-- What the task asks --
Determine how many lines of the entries contain "Second". Reply with that number alone.

--- Dataset extract ---

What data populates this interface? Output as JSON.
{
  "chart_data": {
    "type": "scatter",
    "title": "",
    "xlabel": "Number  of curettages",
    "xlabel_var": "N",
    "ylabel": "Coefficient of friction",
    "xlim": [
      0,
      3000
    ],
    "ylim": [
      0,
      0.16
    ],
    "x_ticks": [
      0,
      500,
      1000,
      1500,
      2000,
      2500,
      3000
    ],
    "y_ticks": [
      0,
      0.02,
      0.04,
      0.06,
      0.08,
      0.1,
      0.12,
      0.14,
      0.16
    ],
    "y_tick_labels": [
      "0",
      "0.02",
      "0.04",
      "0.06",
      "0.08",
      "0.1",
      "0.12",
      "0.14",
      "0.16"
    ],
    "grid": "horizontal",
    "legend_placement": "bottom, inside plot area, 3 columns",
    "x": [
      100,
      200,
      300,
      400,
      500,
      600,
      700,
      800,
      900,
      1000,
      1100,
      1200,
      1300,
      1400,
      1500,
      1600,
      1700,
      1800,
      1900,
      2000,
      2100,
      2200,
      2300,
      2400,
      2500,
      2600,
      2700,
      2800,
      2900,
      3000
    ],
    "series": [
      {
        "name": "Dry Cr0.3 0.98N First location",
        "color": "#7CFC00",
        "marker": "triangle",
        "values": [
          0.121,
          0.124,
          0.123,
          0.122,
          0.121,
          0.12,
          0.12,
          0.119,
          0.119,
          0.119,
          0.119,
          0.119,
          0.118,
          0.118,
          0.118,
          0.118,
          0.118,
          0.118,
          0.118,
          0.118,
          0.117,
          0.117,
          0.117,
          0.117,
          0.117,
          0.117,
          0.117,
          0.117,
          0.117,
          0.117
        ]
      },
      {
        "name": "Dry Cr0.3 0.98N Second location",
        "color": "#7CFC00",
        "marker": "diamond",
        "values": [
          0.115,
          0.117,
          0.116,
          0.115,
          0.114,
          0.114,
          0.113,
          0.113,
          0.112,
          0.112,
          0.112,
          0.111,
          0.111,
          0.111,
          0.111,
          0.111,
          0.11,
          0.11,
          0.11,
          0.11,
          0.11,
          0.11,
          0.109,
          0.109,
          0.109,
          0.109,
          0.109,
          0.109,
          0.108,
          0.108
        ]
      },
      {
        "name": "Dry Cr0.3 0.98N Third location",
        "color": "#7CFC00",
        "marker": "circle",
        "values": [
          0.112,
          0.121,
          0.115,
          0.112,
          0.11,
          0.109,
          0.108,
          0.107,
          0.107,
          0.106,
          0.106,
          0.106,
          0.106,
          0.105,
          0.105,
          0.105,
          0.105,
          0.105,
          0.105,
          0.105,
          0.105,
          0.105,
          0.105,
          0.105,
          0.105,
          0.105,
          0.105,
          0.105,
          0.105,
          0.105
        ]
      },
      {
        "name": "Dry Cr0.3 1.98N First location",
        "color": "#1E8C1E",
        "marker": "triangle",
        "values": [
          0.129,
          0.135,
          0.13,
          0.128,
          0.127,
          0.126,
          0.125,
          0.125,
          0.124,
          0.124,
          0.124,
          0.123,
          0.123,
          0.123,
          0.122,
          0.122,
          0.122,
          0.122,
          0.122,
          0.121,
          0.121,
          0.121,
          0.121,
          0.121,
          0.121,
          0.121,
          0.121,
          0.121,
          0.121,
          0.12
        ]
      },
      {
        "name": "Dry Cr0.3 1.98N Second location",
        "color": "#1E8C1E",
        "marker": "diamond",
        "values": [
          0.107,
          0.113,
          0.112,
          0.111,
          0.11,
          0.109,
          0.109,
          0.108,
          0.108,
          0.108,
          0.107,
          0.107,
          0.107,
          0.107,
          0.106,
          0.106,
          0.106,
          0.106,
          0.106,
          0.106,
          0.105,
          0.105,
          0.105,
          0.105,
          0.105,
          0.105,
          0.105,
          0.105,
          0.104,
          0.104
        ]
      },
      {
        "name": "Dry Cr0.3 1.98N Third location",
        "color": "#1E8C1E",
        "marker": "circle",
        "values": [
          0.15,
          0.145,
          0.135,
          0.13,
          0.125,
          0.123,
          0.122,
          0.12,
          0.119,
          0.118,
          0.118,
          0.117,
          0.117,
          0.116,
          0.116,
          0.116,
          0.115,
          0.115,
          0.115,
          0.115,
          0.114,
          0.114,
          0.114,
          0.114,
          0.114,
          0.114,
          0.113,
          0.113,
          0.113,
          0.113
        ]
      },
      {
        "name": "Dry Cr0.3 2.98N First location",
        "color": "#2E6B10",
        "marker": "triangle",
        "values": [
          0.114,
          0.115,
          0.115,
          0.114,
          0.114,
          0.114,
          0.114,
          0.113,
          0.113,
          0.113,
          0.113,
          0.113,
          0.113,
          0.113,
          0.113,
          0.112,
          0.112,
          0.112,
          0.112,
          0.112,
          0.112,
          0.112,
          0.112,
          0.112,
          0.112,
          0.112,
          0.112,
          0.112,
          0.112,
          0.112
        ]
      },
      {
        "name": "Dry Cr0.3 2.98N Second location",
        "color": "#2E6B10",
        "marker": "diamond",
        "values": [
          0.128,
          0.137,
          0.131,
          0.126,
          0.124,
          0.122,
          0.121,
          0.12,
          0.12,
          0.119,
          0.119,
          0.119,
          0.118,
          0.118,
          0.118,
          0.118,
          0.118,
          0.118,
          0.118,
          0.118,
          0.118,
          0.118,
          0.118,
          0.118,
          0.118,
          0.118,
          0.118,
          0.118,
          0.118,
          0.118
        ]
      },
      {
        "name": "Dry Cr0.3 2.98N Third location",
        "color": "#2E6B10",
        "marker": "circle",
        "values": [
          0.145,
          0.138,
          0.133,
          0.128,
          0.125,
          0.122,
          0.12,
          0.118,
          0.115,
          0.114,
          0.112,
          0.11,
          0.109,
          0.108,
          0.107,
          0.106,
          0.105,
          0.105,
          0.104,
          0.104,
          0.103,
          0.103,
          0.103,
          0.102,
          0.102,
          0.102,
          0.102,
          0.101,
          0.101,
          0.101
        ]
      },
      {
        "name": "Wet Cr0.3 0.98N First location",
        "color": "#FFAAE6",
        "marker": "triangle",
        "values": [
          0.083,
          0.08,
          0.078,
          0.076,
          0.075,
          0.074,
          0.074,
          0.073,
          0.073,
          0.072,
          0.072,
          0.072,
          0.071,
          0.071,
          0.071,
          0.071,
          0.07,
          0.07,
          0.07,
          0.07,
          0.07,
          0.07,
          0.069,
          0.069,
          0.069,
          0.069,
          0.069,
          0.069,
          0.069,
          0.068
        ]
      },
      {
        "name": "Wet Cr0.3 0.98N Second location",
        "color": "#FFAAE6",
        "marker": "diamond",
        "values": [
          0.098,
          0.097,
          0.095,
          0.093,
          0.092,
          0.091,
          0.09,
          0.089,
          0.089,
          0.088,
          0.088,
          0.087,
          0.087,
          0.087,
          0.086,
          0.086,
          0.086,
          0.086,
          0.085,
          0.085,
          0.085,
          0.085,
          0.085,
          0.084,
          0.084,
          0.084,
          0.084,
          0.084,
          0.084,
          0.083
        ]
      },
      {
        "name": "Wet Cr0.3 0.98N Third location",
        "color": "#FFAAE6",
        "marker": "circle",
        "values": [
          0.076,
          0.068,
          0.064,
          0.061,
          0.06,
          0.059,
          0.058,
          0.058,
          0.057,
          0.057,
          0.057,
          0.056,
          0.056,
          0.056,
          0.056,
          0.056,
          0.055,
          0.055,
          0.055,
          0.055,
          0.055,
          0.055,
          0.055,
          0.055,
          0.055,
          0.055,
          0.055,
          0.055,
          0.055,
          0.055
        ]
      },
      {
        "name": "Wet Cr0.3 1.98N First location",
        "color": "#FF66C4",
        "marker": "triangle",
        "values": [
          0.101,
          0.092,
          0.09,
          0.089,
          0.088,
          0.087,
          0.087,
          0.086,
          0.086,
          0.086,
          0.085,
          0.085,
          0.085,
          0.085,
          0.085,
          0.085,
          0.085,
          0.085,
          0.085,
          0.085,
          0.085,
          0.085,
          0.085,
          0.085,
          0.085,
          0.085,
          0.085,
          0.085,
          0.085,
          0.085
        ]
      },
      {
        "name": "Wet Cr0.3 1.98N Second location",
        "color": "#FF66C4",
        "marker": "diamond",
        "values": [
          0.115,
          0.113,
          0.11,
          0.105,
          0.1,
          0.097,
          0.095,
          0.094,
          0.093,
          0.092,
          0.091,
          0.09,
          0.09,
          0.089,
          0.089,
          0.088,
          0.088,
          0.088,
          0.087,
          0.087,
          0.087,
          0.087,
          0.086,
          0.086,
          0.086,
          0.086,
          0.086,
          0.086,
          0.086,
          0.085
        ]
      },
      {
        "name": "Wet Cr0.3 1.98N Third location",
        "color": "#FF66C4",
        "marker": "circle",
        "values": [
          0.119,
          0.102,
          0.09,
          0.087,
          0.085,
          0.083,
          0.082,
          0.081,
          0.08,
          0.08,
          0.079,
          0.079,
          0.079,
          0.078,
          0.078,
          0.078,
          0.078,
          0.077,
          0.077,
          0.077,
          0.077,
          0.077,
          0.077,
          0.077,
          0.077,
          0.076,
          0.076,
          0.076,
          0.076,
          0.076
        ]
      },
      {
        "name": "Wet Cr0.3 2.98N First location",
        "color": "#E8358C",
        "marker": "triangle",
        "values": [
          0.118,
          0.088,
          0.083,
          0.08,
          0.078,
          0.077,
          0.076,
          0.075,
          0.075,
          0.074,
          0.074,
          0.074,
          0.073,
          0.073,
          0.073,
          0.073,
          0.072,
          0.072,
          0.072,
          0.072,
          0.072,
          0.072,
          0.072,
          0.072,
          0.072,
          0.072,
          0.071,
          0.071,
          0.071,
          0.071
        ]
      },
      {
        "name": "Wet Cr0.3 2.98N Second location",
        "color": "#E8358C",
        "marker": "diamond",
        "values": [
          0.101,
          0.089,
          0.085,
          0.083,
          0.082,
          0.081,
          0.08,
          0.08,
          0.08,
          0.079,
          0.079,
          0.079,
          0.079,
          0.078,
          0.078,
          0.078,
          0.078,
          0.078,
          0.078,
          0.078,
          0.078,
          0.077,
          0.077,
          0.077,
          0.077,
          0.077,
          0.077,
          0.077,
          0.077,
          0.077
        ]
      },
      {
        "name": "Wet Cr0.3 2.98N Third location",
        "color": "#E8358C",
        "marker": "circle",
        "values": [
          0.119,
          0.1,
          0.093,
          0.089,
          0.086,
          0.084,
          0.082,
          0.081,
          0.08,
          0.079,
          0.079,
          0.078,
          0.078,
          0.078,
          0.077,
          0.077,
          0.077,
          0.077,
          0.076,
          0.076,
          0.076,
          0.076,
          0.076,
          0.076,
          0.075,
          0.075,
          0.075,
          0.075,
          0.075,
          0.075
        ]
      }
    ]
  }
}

---

-- Problem solution --
6